Prompt
Scan the entries below and extract each line with the word "France" in it.

A run of records:
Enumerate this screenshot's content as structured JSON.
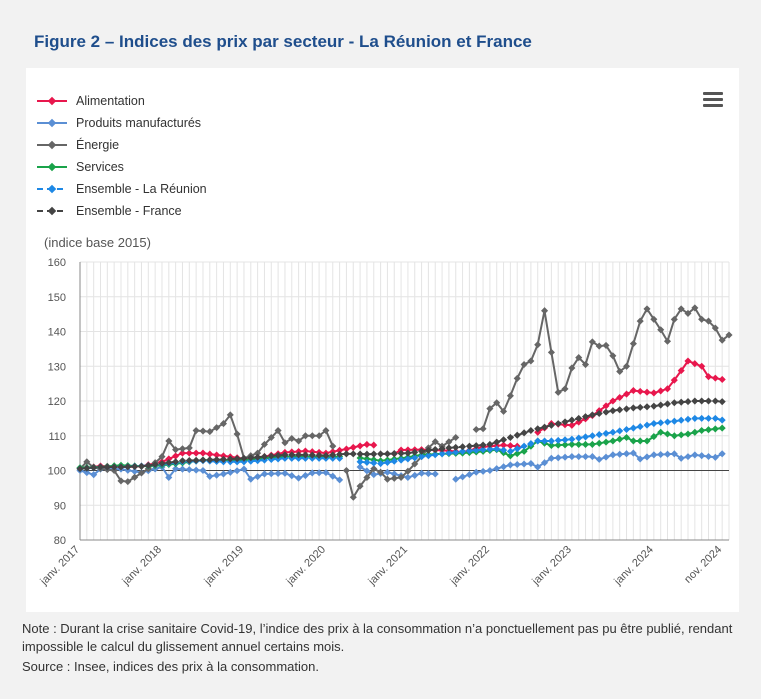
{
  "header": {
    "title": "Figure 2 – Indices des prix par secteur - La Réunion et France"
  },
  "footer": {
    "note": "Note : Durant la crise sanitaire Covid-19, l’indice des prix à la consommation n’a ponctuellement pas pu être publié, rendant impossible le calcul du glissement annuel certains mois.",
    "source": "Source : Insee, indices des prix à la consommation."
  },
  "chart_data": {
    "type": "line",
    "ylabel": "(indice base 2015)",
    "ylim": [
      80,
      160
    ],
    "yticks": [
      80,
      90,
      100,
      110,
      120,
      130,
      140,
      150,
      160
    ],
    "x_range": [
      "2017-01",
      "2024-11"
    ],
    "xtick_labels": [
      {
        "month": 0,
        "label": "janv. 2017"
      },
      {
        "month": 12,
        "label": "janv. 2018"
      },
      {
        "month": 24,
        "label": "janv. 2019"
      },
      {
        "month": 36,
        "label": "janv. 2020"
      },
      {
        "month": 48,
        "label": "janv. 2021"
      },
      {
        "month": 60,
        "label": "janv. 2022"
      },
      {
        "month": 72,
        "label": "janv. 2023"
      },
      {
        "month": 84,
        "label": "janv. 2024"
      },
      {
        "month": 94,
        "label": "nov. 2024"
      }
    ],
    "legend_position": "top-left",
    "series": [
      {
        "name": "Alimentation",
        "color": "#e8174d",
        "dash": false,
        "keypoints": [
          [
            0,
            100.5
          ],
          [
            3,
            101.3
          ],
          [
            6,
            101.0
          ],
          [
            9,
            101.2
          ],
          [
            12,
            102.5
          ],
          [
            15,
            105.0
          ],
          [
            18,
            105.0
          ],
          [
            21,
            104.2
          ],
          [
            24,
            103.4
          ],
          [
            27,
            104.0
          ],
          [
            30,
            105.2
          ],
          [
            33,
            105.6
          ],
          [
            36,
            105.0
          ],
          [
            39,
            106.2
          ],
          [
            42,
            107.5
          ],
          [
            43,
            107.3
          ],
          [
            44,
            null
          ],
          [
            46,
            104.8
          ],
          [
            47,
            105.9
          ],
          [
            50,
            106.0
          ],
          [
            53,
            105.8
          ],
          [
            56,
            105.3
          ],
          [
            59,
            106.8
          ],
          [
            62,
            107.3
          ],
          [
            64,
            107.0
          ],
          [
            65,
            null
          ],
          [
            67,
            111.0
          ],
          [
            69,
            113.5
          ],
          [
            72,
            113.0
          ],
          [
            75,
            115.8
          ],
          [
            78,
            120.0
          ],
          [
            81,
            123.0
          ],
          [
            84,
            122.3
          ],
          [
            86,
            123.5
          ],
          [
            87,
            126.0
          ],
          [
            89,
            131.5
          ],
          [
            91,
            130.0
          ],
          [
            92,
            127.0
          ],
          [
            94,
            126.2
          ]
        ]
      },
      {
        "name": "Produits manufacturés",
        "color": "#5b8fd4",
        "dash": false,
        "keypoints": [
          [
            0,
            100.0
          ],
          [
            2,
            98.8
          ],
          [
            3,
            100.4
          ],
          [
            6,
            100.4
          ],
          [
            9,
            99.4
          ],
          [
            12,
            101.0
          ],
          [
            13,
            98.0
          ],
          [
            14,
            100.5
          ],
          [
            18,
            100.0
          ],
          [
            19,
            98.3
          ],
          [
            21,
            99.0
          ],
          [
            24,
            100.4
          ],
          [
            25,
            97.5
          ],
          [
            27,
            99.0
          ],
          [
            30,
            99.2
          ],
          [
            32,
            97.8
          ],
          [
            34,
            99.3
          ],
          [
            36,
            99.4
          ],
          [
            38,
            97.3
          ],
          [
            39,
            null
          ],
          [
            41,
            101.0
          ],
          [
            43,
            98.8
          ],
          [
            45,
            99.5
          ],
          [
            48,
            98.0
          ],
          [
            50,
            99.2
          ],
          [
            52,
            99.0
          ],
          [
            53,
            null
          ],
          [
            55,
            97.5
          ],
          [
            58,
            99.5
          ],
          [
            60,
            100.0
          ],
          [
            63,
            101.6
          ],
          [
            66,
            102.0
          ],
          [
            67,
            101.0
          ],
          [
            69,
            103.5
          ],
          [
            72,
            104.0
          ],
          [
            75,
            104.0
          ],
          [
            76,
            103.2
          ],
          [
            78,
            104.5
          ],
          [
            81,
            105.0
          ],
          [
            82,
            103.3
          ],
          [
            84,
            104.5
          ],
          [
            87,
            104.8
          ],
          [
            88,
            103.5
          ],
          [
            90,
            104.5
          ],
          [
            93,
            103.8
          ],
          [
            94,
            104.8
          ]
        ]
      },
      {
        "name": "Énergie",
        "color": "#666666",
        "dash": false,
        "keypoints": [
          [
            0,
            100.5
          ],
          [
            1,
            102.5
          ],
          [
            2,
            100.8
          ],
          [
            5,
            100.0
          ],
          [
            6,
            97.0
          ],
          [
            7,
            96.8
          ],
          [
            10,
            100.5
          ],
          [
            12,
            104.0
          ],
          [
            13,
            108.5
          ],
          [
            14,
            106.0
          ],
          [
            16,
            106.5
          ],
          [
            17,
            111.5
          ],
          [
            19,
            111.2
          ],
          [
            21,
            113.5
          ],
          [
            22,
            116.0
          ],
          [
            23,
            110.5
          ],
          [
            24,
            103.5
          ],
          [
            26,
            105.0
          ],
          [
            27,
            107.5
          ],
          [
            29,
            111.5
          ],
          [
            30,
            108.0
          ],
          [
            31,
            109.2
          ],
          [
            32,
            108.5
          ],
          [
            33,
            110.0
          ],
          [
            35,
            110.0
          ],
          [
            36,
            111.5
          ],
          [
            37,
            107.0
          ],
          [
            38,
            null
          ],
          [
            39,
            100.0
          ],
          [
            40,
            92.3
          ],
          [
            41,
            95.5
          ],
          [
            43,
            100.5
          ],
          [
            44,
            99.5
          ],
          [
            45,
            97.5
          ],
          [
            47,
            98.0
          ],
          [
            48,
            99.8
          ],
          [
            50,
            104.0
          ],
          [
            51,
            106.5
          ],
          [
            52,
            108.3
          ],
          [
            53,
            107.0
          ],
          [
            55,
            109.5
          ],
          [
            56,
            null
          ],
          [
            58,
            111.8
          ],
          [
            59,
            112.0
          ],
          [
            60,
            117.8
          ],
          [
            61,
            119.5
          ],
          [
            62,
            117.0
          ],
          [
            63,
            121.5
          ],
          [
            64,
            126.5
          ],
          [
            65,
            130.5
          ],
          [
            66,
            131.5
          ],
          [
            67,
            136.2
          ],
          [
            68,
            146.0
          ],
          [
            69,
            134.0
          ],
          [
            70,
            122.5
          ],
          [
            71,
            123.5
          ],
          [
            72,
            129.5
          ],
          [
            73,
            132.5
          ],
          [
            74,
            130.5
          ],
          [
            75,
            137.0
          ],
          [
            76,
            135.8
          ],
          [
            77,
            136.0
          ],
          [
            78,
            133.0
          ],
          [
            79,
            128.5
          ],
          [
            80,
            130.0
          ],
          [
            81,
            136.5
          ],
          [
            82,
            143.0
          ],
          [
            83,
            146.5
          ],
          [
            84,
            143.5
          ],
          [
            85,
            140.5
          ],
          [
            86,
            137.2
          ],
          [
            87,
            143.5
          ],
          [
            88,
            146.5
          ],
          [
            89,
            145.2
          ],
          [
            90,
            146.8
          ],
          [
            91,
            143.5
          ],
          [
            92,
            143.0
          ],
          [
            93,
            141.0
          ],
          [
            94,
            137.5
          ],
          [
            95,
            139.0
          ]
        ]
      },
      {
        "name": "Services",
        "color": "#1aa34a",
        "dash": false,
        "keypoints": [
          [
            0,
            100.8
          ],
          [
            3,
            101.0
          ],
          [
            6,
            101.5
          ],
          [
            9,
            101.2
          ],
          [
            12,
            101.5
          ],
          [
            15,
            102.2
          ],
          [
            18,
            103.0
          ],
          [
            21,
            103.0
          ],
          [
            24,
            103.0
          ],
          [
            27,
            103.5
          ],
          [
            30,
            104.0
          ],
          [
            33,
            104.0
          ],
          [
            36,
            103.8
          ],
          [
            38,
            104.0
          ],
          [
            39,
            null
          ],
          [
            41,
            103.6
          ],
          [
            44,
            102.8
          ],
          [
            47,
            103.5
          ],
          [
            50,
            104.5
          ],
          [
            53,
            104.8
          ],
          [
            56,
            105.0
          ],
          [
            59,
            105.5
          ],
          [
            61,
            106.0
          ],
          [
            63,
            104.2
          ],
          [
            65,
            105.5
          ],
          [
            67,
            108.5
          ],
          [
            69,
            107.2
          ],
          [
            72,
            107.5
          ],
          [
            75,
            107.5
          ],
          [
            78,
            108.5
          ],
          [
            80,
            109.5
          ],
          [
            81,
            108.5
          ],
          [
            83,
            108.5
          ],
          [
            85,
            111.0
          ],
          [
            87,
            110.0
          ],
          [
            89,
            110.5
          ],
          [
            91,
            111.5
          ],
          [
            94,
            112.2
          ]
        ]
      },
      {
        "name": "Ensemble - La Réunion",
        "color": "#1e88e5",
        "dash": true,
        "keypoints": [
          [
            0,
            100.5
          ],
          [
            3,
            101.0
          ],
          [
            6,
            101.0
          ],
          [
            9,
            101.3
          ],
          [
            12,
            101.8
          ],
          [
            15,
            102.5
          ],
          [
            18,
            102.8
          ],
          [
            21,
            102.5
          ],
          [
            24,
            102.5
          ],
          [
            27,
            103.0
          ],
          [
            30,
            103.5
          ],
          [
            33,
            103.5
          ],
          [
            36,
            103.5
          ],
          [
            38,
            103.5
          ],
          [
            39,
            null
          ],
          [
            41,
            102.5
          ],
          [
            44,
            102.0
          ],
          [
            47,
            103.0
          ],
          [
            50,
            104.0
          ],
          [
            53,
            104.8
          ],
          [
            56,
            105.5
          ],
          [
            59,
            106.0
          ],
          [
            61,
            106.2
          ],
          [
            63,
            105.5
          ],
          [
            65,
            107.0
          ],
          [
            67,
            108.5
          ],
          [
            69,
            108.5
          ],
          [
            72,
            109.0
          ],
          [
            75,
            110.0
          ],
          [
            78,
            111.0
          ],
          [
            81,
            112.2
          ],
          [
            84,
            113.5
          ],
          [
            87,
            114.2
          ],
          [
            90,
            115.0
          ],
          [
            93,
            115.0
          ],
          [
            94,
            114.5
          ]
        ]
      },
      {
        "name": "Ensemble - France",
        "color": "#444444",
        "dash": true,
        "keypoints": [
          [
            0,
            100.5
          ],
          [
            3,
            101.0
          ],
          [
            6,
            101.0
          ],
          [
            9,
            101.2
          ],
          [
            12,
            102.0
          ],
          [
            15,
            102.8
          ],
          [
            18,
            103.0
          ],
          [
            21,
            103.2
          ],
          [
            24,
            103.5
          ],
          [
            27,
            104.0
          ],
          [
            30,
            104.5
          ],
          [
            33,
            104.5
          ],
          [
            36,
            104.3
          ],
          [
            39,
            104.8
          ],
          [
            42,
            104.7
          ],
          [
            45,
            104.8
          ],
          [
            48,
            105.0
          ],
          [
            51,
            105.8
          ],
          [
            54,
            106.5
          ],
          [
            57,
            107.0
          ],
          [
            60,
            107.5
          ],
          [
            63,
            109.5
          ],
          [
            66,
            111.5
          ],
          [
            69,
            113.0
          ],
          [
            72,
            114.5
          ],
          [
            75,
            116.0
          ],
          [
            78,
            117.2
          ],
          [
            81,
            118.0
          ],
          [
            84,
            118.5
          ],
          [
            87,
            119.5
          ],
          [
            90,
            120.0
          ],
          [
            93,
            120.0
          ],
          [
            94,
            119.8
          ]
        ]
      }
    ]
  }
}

==

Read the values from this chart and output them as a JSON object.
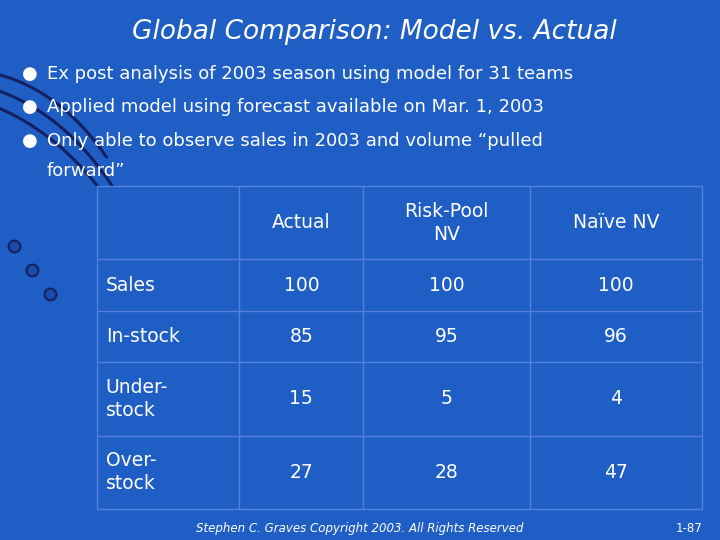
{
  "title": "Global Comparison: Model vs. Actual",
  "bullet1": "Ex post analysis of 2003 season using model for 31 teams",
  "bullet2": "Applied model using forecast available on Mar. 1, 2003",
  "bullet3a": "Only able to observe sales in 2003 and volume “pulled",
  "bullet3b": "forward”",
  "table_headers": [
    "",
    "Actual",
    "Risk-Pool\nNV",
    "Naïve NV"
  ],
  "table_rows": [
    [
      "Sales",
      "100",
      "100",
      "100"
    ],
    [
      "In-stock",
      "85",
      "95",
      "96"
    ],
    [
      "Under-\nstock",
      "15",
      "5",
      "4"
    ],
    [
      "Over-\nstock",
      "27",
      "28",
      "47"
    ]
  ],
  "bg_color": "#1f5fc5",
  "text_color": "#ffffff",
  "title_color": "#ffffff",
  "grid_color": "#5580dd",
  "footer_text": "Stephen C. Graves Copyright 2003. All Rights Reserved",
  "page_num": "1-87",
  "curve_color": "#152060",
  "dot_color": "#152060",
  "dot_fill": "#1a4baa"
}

Complete answer
    "title": "Figure 2 – Indices des prix par secteur - La Réunion et France"
        "name": "Ensemble - France",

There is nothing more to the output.